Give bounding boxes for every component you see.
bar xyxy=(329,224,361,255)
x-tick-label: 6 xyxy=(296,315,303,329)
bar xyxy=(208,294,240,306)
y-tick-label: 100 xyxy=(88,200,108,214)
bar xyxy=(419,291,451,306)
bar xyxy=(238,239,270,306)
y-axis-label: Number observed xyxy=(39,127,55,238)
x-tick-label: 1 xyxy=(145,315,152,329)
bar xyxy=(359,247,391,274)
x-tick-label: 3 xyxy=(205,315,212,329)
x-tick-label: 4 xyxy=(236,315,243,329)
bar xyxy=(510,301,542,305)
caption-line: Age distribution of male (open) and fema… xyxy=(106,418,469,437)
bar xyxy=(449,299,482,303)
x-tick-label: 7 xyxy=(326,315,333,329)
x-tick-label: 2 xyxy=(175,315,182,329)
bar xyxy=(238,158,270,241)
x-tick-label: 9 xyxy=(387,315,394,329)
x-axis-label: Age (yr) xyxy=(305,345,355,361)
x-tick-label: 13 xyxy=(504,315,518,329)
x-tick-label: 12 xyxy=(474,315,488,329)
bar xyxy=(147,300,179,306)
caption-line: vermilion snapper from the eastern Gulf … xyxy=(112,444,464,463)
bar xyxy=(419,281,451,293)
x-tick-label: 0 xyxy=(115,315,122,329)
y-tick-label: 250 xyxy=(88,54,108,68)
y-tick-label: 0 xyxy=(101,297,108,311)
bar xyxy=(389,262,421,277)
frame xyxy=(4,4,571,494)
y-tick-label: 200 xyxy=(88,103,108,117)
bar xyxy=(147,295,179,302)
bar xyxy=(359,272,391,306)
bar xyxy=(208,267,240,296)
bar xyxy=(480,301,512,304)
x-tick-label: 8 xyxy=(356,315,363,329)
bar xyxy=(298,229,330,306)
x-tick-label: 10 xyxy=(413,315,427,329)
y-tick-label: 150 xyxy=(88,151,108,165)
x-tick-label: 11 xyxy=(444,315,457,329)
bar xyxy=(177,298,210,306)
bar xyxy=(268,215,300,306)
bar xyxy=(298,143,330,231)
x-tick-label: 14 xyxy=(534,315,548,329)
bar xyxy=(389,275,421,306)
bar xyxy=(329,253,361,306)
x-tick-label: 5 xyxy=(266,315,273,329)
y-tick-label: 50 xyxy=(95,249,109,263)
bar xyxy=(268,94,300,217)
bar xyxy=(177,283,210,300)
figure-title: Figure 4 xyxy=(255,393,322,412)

++++++

_To do_:
Turn the items, from the very first line up to and including the line with "x-tick-label: 12 xyxy=(474,315,488,329)", into a numbered list with any blank lines left out.

_Answer to the problem_:
1. Give bounding boxes for every component you see.
2. bar xyxy=(329,224,361,255)
3. x-tick-label: 6 xyxy=(296,315,303,329)
4. bar xyxy=(208,294,240,306)
5. y-tick-label: 100 xyxy=(88,200,108,214)
6. bar xyxy=(419,291,451,306)
7. bar xyxy=(238,239,270,306)
8. y-axis-label: Number observed xyxy=(39,127,55,238)
9. x-tick-label: 1 xyxy=(145,315,152,329)
10. bar xyxy=(359,247,391,274)
11. x-tick-label: 3 xyxy=(205,315,212,329)
12. x-tick-label: 4 xyxy=(236,315,243,329)
13. bar xyxy=(510,301,542,305)
14. caption-line: Age distribution of male (open) and fema… xyxy=(106,418,469,437)
15. bar xyxy=(449,299,482,303)
16. x-tick-label: 7 xyxy=(326,315,333,329)
17. x-tick-label: 2 xyxy=(175,315,182,329)
18. bar xyxy=(238,158,270,241)
19. x-tick-label: 9 xyxy=(387,315,394,329)
20. x-axis-label: Age (yr) xyxy=(305,345,355,361)
21. x-tick-label: 13 xyxy=(504,315,518,329)
22. x-tick-label: 12 xyxy=(474,315,488,329)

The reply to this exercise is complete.